■ SHORT PROBLEM ■
Identify each line in the records below that contains the word "name", and copy it.
⁂
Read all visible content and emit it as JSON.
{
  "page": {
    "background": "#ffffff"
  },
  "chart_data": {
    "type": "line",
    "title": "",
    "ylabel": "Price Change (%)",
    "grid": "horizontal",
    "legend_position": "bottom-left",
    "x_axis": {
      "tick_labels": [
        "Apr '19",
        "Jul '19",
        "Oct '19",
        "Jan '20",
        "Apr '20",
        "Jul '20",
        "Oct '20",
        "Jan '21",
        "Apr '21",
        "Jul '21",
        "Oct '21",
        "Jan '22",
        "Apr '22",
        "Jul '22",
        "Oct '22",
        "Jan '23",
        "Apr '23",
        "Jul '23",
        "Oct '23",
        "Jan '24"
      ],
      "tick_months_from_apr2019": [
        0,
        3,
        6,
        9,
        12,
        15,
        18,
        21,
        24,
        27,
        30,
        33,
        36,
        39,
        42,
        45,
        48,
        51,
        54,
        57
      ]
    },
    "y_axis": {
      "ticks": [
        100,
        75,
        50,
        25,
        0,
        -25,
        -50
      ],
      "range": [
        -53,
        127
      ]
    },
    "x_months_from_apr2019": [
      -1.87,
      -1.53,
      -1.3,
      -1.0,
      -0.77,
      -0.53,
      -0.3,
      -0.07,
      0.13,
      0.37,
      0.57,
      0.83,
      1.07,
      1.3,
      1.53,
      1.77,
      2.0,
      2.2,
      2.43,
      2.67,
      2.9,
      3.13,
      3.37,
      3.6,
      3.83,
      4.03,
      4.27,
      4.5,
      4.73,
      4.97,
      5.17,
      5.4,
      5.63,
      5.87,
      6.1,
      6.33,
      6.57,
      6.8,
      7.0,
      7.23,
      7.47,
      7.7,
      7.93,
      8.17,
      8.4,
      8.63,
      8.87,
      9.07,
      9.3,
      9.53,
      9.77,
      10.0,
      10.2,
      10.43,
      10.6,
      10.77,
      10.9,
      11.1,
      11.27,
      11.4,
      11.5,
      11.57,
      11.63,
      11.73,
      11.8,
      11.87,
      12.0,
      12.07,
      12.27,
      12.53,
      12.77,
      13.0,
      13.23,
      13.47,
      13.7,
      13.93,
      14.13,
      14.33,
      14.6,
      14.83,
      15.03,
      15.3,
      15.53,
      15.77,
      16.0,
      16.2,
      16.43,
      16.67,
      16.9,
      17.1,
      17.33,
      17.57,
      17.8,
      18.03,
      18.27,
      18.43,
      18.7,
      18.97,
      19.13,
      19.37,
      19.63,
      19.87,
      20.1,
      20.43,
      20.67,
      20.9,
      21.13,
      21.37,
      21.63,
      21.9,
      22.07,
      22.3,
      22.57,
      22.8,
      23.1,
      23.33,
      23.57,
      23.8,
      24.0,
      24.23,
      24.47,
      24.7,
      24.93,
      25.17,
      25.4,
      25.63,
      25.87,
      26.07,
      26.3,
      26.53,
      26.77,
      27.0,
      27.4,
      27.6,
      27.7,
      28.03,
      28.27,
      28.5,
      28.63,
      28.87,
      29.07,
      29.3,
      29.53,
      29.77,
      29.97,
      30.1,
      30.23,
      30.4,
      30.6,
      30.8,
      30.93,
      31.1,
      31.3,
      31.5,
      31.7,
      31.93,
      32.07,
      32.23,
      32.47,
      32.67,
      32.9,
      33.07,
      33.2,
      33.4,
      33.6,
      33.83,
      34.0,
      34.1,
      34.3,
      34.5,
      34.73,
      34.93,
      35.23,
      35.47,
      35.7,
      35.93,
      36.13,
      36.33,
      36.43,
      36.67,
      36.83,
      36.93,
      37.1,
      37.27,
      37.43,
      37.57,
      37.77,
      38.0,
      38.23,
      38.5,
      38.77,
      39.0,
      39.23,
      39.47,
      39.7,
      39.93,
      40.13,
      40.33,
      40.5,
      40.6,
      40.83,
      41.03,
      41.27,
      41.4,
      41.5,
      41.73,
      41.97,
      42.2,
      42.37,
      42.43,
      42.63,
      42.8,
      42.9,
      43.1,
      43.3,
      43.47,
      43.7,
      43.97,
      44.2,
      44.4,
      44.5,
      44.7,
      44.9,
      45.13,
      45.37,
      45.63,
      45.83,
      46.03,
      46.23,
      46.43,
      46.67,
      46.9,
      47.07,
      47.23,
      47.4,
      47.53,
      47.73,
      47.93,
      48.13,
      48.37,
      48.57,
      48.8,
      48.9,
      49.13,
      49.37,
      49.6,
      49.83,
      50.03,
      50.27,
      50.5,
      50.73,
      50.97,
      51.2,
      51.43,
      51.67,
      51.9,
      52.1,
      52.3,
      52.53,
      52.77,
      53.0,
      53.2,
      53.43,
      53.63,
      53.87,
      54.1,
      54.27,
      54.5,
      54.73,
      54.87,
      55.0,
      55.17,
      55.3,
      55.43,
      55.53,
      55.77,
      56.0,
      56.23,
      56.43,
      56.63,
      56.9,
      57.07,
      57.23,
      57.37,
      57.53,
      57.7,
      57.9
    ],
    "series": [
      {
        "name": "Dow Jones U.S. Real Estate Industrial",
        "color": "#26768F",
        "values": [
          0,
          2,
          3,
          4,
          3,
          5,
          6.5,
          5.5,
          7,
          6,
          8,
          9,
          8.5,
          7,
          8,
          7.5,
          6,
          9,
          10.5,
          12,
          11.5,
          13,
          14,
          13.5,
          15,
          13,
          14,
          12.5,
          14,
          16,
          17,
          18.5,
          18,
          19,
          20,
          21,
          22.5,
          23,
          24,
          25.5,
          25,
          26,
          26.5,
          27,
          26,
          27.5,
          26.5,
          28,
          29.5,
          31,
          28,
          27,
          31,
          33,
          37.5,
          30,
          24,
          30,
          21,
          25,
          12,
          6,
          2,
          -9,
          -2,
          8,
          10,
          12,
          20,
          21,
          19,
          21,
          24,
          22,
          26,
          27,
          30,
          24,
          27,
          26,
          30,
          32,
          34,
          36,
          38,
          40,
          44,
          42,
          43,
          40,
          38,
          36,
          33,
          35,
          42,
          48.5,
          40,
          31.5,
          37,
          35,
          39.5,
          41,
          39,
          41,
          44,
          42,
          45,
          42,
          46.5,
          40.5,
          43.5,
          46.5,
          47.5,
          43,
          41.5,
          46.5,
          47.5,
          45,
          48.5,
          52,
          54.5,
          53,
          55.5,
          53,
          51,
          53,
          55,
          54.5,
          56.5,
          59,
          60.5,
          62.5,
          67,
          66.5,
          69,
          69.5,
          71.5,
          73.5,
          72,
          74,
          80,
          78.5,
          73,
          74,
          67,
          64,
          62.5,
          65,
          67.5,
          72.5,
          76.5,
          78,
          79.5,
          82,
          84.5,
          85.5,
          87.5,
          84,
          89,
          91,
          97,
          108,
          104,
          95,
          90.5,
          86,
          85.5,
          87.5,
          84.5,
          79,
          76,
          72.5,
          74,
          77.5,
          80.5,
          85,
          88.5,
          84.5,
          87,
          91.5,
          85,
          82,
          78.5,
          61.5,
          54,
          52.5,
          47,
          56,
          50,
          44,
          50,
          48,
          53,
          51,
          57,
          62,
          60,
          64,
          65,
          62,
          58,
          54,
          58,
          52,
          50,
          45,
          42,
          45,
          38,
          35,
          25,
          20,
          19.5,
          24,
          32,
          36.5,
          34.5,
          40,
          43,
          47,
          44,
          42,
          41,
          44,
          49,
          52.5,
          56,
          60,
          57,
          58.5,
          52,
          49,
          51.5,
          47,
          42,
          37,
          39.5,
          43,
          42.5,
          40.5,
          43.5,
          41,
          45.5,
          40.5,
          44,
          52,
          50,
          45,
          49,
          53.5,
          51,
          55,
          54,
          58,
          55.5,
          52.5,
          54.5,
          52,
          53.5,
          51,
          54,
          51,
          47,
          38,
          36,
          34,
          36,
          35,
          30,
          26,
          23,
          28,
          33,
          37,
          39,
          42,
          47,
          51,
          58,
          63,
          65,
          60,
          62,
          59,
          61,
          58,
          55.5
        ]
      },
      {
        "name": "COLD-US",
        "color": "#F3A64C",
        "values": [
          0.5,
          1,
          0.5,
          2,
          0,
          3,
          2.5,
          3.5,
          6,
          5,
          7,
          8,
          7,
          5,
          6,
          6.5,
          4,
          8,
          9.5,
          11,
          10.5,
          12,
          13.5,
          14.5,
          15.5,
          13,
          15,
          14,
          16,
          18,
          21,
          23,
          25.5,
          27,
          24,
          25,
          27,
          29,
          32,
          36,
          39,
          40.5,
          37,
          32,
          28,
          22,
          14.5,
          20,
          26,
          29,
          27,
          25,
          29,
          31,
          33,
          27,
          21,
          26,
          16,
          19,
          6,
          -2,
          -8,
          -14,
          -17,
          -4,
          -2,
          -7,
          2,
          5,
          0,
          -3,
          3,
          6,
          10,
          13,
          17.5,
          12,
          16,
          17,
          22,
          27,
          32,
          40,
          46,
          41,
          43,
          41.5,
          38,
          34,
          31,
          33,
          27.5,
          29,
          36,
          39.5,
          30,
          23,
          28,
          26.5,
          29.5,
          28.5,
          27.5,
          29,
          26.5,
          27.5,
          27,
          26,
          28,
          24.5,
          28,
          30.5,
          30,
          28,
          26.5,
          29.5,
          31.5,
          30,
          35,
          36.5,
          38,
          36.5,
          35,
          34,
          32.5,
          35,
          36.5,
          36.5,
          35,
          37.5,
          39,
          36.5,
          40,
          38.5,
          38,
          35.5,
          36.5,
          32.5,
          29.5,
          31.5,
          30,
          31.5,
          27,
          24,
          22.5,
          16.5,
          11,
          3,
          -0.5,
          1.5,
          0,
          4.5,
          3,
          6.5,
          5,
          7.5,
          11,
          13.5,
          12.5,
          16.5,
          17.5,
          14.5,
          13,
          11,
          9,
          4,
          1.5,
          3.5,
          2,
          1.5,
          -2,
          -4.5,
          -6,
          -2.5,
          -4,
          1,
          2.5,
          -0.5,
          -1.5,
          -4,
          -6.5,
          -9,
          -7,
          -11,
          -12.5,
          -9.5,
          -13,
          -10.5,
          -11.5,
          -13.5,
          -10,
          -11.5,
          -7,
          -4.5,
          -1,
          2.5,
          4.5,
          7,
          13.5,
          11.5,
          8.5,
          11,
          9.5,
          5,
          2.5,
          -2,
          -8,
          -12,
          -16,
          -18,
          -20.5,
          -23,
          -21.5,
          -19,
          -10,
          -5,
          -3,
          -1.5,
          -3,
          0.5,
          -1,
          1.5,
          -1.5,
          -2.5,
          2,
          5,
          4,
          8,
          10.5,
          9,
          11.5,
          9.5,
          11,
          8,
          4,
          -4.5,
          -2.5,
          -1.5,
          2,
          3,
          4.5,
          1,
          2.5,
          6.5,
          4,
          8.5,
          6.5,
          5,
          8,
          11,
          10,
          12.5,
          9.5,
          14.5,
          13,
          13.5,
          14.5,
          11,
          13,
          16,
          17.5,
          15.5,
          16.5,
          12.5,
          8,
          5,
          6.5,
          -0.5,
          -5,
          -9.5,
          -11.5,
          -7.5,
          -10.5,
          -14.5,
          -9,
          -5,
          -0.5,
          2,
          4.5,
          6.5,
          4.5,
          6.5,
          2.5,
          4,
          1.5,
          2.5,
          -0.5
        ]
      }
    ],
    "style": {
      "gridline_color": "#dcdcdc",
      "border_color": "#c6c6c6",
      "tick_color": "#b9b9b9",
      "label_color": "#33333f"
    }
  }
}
⁂
■ RESULT OF THE TASK ■
        "name": "Dow Jones U.S. Real Estate Industrial",
        "name": "COLD-US",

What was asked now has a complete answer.